**WORK TO DO:**
Retype the data below from its first line up to and including the line with "draft-icon: ▯ — [93, 258, 101, 275]", keeping every line exactly the same.

(Rows from a layout dataset)
***
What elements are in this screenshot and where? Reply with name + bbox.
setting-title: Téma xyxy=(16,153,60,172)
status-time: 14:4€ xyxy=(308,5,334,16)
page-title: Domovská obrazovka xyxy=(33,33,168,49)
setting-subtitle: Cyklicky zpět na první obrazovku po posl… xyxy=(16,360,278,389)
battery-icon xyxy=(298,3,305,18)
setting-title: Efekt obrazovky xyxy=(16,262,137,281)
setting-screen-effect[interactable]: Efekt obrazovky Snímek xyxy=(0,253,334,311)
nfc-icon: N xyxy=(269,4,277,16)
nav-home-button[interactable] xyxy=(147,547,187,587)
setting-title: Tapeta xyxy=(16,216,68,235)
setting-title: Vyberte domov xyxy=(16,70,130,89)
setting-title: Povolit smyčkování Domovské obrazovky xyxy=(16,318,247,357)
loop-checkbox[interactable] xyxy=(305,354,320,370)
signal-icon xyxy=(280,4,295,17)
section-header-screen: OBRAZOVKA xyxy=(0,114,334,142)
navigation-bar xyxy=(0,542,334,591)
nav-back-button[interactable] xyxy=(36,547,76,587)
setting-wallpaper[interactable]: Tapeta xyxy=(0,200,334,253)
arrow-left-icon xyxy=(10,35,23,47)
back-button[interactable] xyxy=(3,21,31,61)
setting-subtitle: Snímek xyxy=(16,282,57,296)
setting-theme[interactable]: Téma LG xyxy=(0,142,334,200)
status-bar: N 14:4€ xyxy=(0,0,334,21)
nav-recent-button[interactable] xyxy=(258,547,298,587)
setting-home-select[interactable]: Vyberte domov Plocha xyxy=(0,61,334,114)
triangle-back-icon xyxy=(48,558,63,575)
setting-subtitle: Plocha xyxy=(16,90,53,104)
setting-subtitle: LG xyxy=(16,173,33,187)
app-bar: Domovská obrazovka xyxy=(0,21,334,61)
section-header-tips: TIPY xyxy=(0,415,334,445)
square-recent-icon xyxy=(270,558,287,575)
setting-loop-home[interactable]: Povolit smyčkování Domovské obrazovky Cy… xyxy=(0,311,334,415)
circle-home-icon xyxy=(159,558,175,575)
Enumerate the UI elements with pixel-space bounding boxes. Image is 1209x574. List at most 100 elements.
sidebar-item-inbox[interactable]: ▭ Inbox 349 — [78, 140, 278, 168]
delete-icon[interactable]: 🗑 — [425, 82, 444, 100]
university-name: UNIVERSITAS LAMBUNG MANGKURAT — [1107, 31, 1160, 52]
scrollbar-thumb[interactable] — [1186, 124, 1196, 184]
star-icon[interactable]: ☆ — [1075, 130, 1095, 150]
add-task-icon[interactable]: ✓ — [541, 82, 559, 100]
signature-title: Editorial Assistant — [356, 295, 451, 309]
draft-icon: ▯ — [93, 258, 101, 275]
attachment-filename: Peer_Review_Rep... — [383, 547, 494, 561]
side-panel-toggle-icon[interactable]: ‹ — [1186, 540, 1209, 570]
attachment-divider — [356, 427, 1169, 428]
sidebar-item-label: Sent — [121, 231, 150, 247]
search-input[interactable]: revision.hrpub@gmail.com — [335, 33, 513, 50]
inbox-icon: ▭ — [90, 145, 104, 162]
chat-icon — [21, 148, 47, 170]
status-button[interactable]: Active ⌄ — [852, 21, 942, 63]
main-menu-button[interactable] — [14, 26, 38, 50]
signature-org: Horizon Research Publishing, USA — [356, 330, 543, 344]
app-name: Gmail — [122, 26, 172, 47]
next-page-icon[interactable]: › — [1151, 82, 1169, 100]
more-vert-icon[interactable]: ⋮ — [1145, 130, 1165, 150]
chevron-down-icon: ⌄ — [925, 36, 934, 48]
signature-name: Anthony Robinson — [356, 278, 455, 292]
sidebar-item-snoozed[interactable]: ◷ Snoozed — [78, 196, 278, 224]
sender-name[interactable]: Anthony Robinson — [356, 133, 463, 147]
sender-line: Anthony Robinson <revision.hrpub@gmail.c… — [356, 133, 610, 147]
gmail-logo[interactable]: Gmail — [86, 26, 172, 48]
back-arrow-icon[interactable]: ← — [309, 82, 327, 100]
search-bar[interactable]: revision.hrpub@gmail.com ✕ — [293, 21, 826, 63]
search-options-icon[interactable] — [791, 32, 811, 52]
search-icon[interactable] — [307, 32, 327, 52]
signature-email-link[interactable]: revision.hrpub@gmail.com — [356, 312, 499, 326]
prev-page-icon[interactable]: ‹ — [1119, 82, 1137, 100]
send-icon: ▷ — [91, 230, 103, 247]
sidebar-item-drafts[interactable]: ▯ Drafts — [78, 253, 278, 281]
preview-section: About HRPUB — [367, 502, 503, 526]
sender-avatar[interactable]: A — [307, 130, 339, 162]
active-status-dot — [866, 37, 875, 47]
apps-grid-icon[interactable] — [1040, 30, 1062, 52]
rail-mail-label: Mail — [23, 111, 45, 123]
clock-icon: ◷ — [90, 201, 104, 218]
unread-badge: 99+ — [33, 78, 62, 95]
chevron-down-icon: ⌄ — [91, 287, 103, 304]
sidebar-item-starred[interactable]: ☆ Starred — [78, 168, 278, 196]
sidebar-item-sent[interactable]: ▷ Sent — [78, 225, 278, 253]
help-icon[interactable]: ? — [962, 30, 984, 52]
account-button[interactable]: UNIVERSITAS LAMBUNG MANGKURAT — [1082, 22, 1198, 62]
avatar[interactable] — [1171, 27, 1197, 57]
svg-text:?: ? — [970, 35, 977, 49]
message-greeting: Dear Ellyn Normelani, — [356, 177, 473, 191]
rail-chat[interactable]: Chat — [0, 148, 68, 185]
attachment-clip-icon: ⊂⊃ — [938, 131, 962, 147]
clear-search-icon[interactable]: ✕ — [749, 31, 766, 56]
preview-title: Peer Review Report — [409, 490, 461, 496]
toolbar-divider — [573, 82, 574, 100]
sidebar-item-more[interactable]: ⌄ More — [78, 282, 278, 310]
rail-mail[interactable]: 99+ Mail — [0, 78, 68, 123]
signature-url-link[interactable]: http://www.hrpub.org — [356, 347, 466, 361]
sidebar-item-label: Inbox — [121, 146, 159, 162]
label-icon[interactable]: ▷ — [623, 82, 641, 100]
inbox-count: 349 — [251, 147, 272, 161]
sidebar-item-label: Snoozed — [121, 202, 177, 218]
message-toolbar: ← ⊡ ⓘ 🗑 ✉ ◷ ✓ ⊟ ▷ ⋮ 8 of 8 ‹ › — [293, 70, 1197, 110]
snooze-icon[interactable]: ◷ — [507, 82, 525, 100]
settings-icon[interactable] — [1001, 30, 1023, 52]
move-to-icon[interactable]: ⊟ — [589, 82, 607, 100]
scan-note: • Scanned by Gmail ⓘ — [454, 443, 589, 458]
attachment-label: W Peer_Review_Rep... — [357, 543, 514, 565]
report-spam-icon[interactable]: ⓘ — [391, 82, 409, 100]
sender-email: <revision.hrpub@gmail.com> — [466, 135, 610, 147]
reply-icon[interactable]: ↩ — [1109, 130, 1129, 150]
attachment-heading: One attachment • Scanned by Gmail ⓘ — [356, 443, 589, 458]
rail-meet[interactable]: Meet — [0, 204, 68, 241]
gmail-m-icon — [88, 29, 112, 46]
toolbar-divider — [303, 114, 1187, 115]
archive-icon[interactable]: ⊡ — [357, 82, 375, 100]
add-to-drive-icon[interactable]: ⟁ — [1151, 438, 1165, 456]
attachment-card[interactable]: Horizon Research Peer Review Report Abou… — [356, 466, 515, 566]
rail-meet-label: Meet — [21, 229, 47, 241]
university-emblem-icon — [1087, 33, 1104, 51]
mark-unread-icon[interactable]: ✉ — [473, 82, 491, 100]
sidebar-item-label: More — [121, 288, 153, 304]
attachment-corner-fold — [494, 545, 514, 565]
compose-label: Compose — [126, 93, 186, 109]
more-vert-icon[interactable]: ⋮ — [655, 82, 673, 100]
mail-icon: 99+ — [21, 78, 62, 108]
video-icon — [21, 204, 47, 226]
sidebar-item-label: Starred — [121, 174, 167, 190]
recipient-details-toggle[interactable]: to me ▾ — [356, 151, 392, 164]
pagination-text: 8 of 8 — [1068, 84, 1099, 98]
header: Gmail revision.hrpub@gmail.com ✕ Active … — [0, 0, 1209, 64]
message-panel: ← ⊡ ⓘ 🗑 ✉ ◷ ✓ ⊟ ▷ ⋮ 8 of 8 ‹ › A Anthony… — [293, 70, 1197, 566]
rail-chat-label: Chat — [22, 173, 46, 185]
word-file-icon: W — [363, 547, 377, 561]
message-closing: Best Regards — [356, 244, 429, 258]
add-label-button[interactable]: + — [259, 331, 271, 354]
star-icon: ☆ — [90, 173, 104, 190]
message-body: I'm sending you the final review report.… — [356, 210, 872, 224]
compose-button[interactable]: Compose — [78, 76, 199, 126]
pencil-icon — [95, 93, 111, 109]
***
**RESULT OF THIS TASK:**
What elements are in this screenshot and where? Reply with name + bbox.
setting-title: Téma xyxy=(16,153,60,172)
status-time: 14:4€ xyxy=(308,5,334,16)
page-title: Domovská obrazovka xyxy=(33,33,168,49)
setting-subtitle: Cyklicky zpět na první obrazovku po posl… xyxy=(16,360,278,389)
battery-icon xyxy=(298,3,305,18)
setting-title: Efekt obrazovky xyxy=(16,262,137,281)
setting-screen-effect[interactable]: Efekt obrazovky Snímek xyxy=(0,253,334,311)
nfc-icon: N xyxy=(269,4,277,16)
nav-home-button[interactable] xyxy=(147,547,187,587)
setting-title: Tapeta xyxy=(16,216,68,235)
setting-title: Vyberte domov xyxy=(16,70,130,89)
setting-title: Povolit smyčkování Domovské obrazovky xyxy=(16,318,247,357)
loop-checkbox[interactable] xyxy=(305,354,320,370)
signal-icon xyxy=(280,4,295,17)
section-header-screen: OBRAZOVKA xyxy=(0,114,334,142)
navigation-bar xyxy=(0,542,334,591)
nav-back-button[interactable] xyxy=(36,547,76,587)
setting-wallpaper[interactable]: Tapeta xyxy=(0,200,334,253)
arrow-left-icon xyxy=(10,35,23,47)
back-button[interactable] xyxy=(3,21,31,61)
setting-subtitle: Snímek xyxy=(16,282,57,296)
setting-theme[interactable]: Téma LG xyxy=(0,142,334,200)
status-bar: N 14:4€ xyxy=(0,0,334,21)
nav-recent-button[interactable] xyxy=(258,547,298,587)
setting-home-select[interactable]: Vyberte domov Plocha xyxy=(0,61,334,114)
triangle-back-icon xyxy=(48,558,63,575)
setting-subtitle: Plocha xyxy=(16,90,53,104)
setting-subtitle: LG xyxy=(16,173,33,187)
app-bar: Domovská obrazovka xyxy=(0,21,334,61)
section-header-tips: TIPY xyxy=(0,415,334,445)
square-recent-icon xyxy=(270,558,287,575)
setting-loop-home[interactable]: Povolit smyčkování Domovské obrazovky Cy… xyxy=(0,311,334,415)
circle-home-icon xyxy=(159,558,175,575)
Enumerate the UI elements with pixel-space bounding boxes. Image is 1209x574. List at most 100 elements.
sidebar-item-inbox[interactable]: ▭ Inbox 349 — [78, 140, 278, 168]
delete-icon[interactable]: 🗑 — [425, 82, 444, 100]
university-name: UNIVERSITAS LAMBUNG MANGKURAT — [1107, 31, 1160, 52]
scrollbar-thumb[interactable] — [1186, 124, 1196, 184]
star-icon[interactable]: ☆ — [1075, 130, 1095, 150]
add-task-icon[interactable]: ✓ — [541, 82, 559, 100]
signature-title: Editorial Assistant — [356, 295, 451, 309]
draft-icon: ▯ — [93, 258, 101, 275]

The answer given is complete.